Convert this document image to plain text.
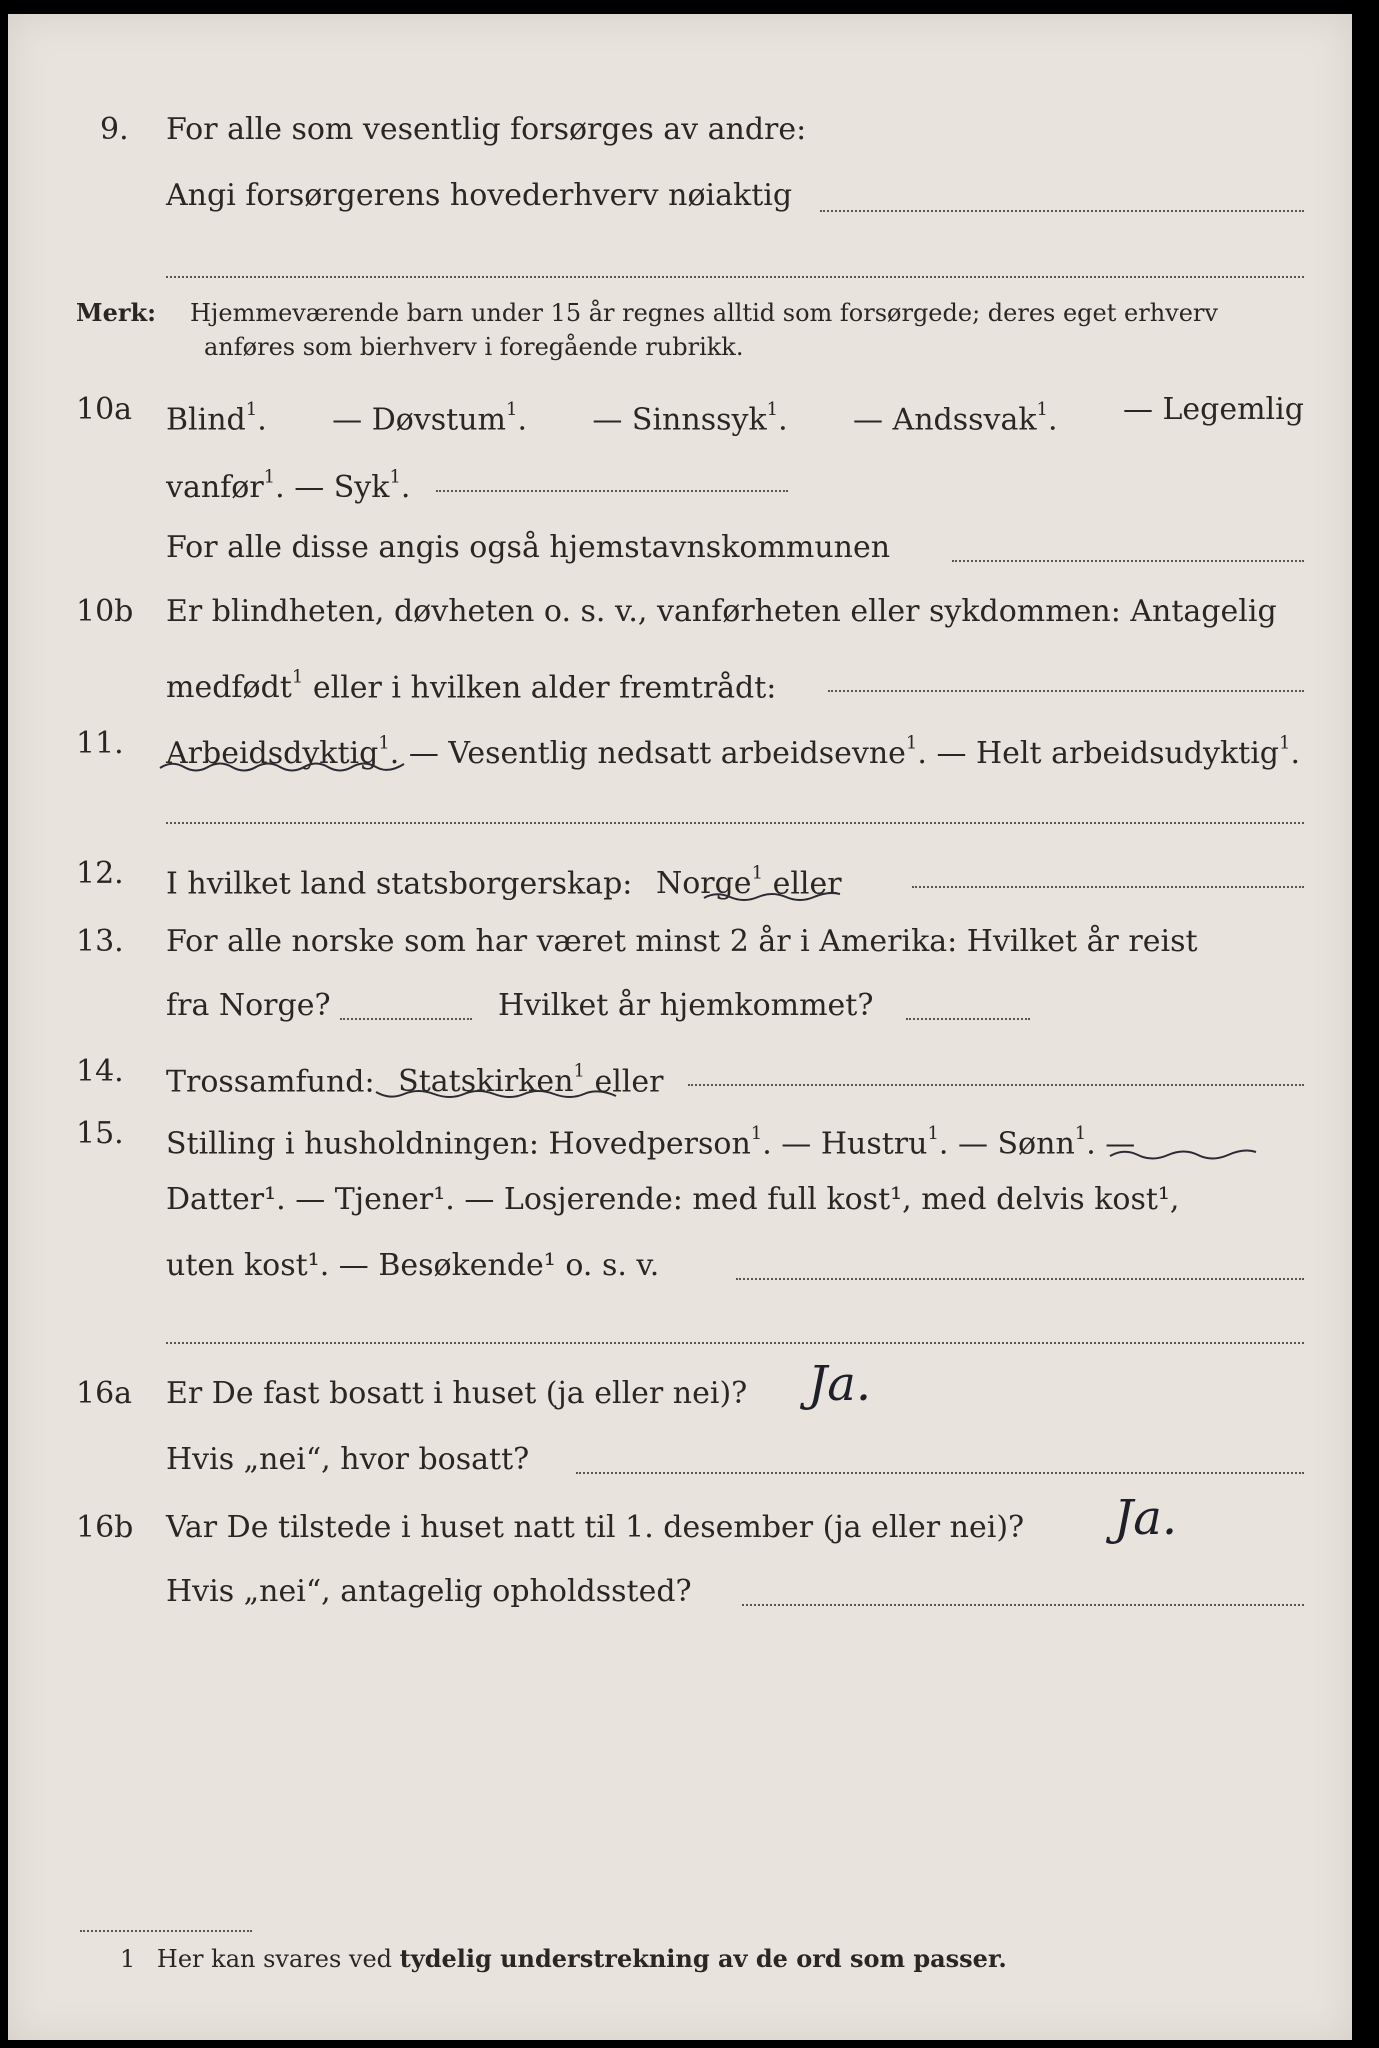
9. For alle som vesentlig forsørges av andre:
Angi forsørgerens hovederhverv nøiaktig
Merk: Hjemmeværende barn under 15 år regnes alltid som forsørgede; deres eget erhverv
anføres som bierhverv i foregående rubrikk.
10a Blind$^1$. — Døvstum$^1$. — Sinnssyk$^1$. — Andssvak$^1$. — Legemlig
vanfør$^1$. — Syk$^1$.
For alle disse angis også hjemstavnskommunen
10b Er blindheten, døvheten o. s. v., vanførheten eller sykdommen: Antagelig
medfødt$^1$ eller i hvilken alder fremtrådt:
11. Arbeidsdyktig$^1$. — Vesentlig nedsatt arbeidsevne$^1$. — Helt arbeidsudyktig$^1$.
12. I hvilket land statsborgerskap: Norge$^1$ eller
13. For alle norske som har været minst 2 år i Amerika: Hvilket år reist
fra Norge?	Hvilket år hjemkommet?
14. Trossamfund: Statskirken$^1$ eller
15. Stilling i husholdningen: Hovedperson$^1$. — Hustru$^1$. — Sønn$^1$. —
Datter¹. — Tjener¹. — Losjerende: med full kost¹, med delvis kost¹,
uten kost¹. — Besøkende¹ o. s. v.
16a Er De fast bosatt i huset (ja eller nei)? Ja.
Hvis „nei“, hvor bosatt?
16b Var De tilstede i huset natt til 1. desember (ja eller nei)? Ja.
Hvis „nei“, antagelig opholdssted?
1 Her kan svares ved tydelig understrekning av de ord som passer.
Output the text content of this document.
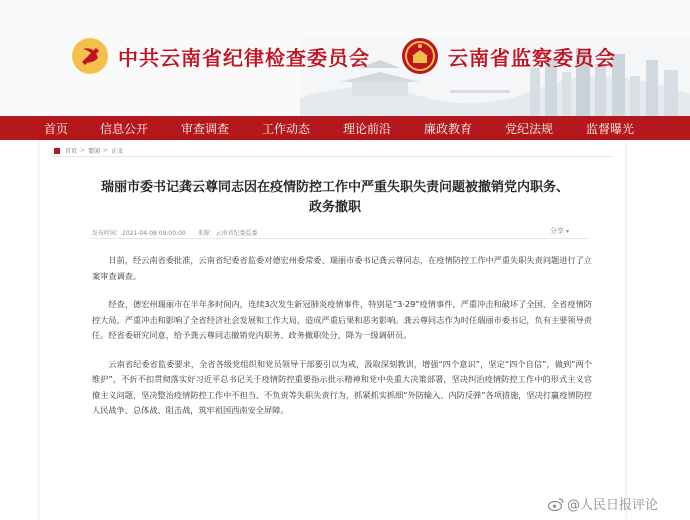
中共云南省纪律检查委员会	云南省监察委员会
首页	信息公开	审查调查	工作动态	理论前沿	廉政教育	党纪法规	监督曝光
首页 > 要闻 > 正文
瑞丽市委书记龚云尊同志因在疫情防控工作中严重失职失责问题被撤销党内职务、政务撤职
发布时间：2021-04-08 09:00:00 来源：云南省纪委监委	分享 ▾

日前，经云南省委批准，云南省纪委省监委对德宏州委常委、瑞丽市委书记龚云尊同志，在疫情防控工作中严重失职失责问题进行了立案审查调查。

经查，德宏州瑞丽市在半年多时间内，连续3次发生新冠肺炎疫情事件，特别是“3·29”疫情事件，严重冲击和破坏了全国、全省疫情防控大局，严重冲击和影响了全省经济社会发展和工作大局，造成严重后果和恶劣影响。龚云尊同志作为时任瑞丽市委书记，负有主要领导责任。经省委研究同意，给予龚云尊同志撤销党内职务、政务撤职处分，降为一级调研员。

云南省纪委省监委要求，全省各级党组织和党员领导干部要引以为戒，汲取深刻教训，增强“四个意识”，坚定“四个自信”，做到“两个维护”，不折不扣贯彻落实好习近平总书记关于疫情防控重要指示批示精神和党中央重大决策部署，坚决纠治疫情防控工作中的形式主义官僚主义问题，坚决整治疫情防控工作中不担当、不负责等失职失责行为，抓紧抓实抓细“外防输入、内防反弹”各项措施，坚决打赢疫情防控人民战争、总体战、阻击战，筑牢祖国西南安全屏障。

@人民日报评论
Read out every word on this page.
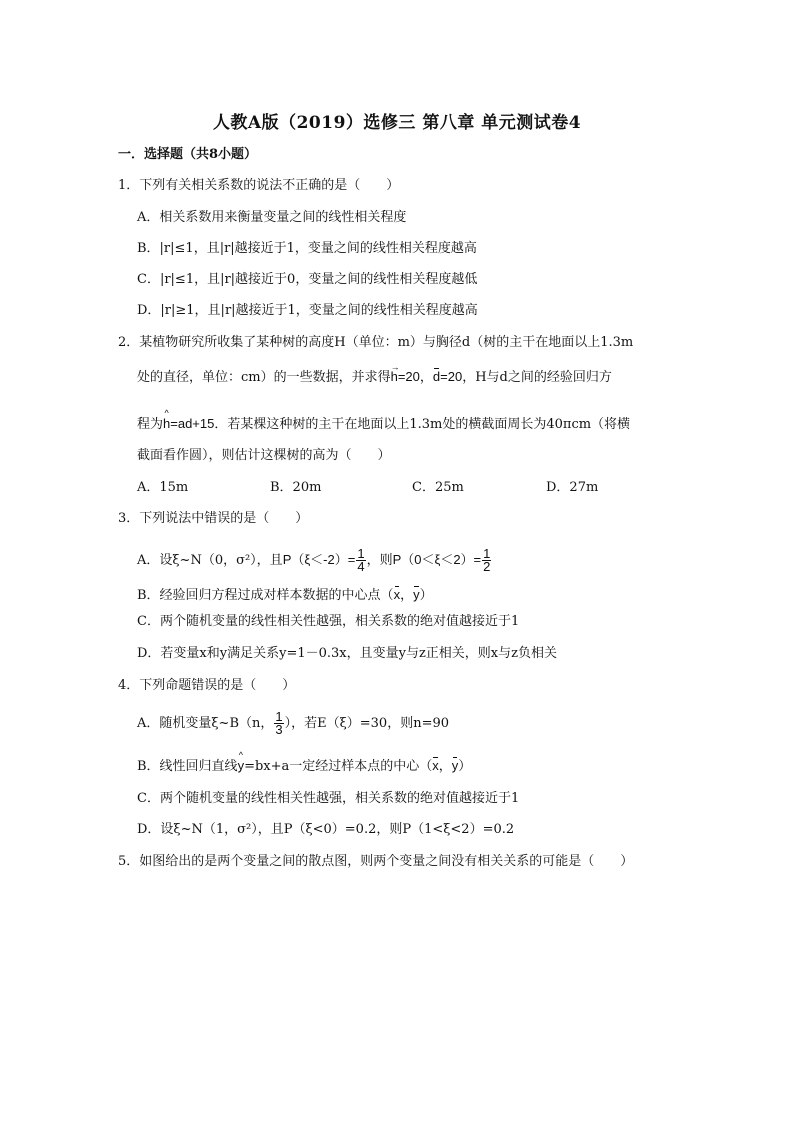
人教A版（2019）选修三 第八章 单元测试卷4
一．选择题（共8小题）
1．下列有关相关系数的说法不正确的是（　　）
A．相关系数用来衡量变量之间的线性相关程度
B．|r|≤1，且|r|越接近于1，变量之间的线性相关程度越高
C．|r|≤1，且|r|越接近于0，变量之间的线性相关程度越低
D．|r|≥1，且|r|越接近于1，变量之间的线性相关程度越高
2．某植物研究所收集了某种树的高度H（单位：m）与胸径d（树的主干在地面以上1.3m
处的直径，单位：cm）的一些数据，并求得→ h=20，d=20，H与d之间的经验回归方
程为^ h=ad+15．若某棵这种树的主干在地面以上1.3m处的横截面周长为40πcm（将横
截面看作圆），则估计这棵树的高为（　　）
A．15m	B．20m	C．25m	D．27m
3．下列说法中错误的是（　　）
A．设ξ~N（0，σ²），且$P(\xi<-2)= \frac{1}{4}$ ，则$P(0<\xi<2)= \frac{1}{2}$
B．经验回归方程过成对样本数据的中心点（x，y）
C．两个随机变量的线性相关性越强，相关系数的绝对值越接近于1
D．若变量x和y满足关系y=1－0.3x，且变量y与z正相关，则x与z负相关
4．下列命题错误的是（　　）
A．随机变量ξ~B（n， $\frac{1}{3}$ ），若E（ξ）=30，则n=90
B．线性回归直线^ y=bx+a一定经过样本点的中心（x，y）
C．两个随机变量的线性相关性越强，相关系数的绝对值越接近于1
D．设ξ~N（1，σ²），且P（ξ<0）=0.2，则P（1<ξ<2）=0.2
5．如图给出的是两个变量之间的散点图，则两个变量之间没有相关关系的可能是（　　）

········

## The exercise
Retype each line of the listing above word for word. Exclude the pictures.

## Reply to the task
Convert this document image to plain text.
9. For alle som vesentlig forsørges av andre:
Angi forsørgerens hovederhverv nøiaktig
Merk: Hjemmeværende barn under 15 år regnes alltid som forsørgede; deres eget erhverv
anføres som bierhverv i foregående rubrikk.
10a Blind$^1$. — Døvstum$^1$. — Sinnssyk$^1$. — Andssvak$^1$. — Legemlig
vanfør$^1$. — Syk$^1$.
For alle disse angis også hjemstavnskommunen
10b Er blindheten, døvheten o. s. v., vanførheten eller sykdommen: Antagelig
medfødt$^1$ eller i hvilken alder fremtrådt:
11. Arbeidsdyktig$^1$. — Vesentlig nedsatt arbeidsevne$^1$. — Helt arbeidsudyktig$^1$.
12. I hvilket land statsborgerskap: Norge$^1$ eller
13. For alle norske som har været minst 2 år i Amerika: Hvilket år reist
fra Norge?	Hvilket år hjemkommet?
14. Trossamfund: Statskirken$^1$ eller
15. Stilling i husholdningen: Hovedperson$^1$. — Hustru$^1$. — Sønn$^1$. —
Datter¹. — Tjener¹. — Losjerende: med full kost¹, med delvis kost¹,
uten kost¹. — Besøkende¹ o. s. v.
16a Er De fast bosatt i huset (ja eller nei)? Ja.
Hvis „nei“, hvor bosatt?
16b Var De tilstede i huset natt til 1. desember (ja eller nei)? Ja.
Hvis „nei“, antagelig opholdssted?
1 Her kan svares ved tydelig understrekning av de ord som passer.
Output the text content of this document.
中共云南省纪律检查委员会	云南省监察委员会
首页	信息公开	审查调查	工作动态	理论前沿	廉政教育	党纪法规	监督曝光
首页 > 要闻 > 正文
瑞丽市委书记龚云尊同志因在疫情防控工作中严重失职失责问题被撤销党内职务、政务撤职
发布时间：2021-04-08 09:00:00 来源：云南省纪委监委	分享 ▾

日前，经云南省委批准，云南省纪委省监委对德宏州委常委、瑞丽市委书记龚云尊同志，在疫情防控工作中严重失职失责问题进行了立案审查调查。

经查，德宏州瑞丽市在半年多时间内，连续3次发生新冠肺炎疫情事件，特别是“3·29”疫情事件，严重冲击和破坏了全国、全省疫情防控大局，严重冲击和影响了全省经济社会发展和工作大局，造成严重后果和恶劣影响。龚云尊同志作为时任瑞丽市委书记，负有主要领导责任。经省委研究同意，给予龚云尊同志撤销党内职务、政务撤职处分，降为一级调研员。

云南省纪委省监委要求，全省各级党组织和党员领导干部要引以为戒，汲取深刻教训，增强“四个意识”，坚定“四个自信”，做到“两个维护”，不折不扣贯彻落实好习近平总书记关于疫情防控重要指示批示精神和党中央重大决策部署，坚决纠治疫情防控工作中的形式主义官僚主义问题，坚决整治疫情防控工作中不担当、不负责等失职失责行为，抓紧抓实抓细“外防输入、内防反弹”各项措施，坚决打赢疫情防控人民战争、总体战、阻击战，筑牢祖国西南安全屏障。

@人民日报评论
Read out every word on this page.
人教A版（2019）选修三 第八章 单元测试卷4
一．选择题（共8小题）
1．下列有关相关系数的说法不正确的是（　　）
A．相关系数用来衡量变量之间的线性相关程度
B．|r|≤1，且|r|越接近于1，变量之间的线性相关程度越高
C．|r|≤1，且|r|越接近于0，变量之间的线性相关程度越低
D．|r|≥1，且|r|越接近于1，变量之间的线性相关程度越高
2．某植物研究所收集了某种树的高度H（单位：m）与胸径d（树的主干在地面以上1.3m
处的直径，单位：cm）的一些数据，并求得→ h=20，d=20，H与d之间的经验回归方
程为^ h=ad+15．若某棵这种树的主干在地面以上1.3m处的横截面周长为40πcm（将横
截面看作圆），则估计这棵树的高为（　　）
A．15m	B．20m	C．25m	D．27m
3．下列说法中错误的是（　　）
A．设ξ~N（0，σ²），且$P(\xi<-2)= \frac{1}{4}$ ，则$P(0<\xi<2)= \frac{1}{2}$
B．经验回归方程过成对样本数据的中心点（x，y）
C．两个随机变量的线性相关性越强，相关系数的绝对值越接近于1
D．若变量x和y满足关系y=1－0.3x，且变量y与z正相关，则x与z负相关
4．下列命题错误的是（　　）
A．随机变量ξ~B（n， $\frac{1}{3}$ ），若E（ξ）=30，则n=90
B．线性回归直线^ y=bx+a一定经过样本点的中心（x，y）
C．两个随机变量的线性相关性越强，相关系数的绝对值越接近于1
D．设ξ~N（1，σ²），且P（ξ<0）=0.2，则P（1<ξ<2）=0.2
5．如图给出的是两个变量之间的散点图，则两个变量之间没有相关关系的可能是（　　）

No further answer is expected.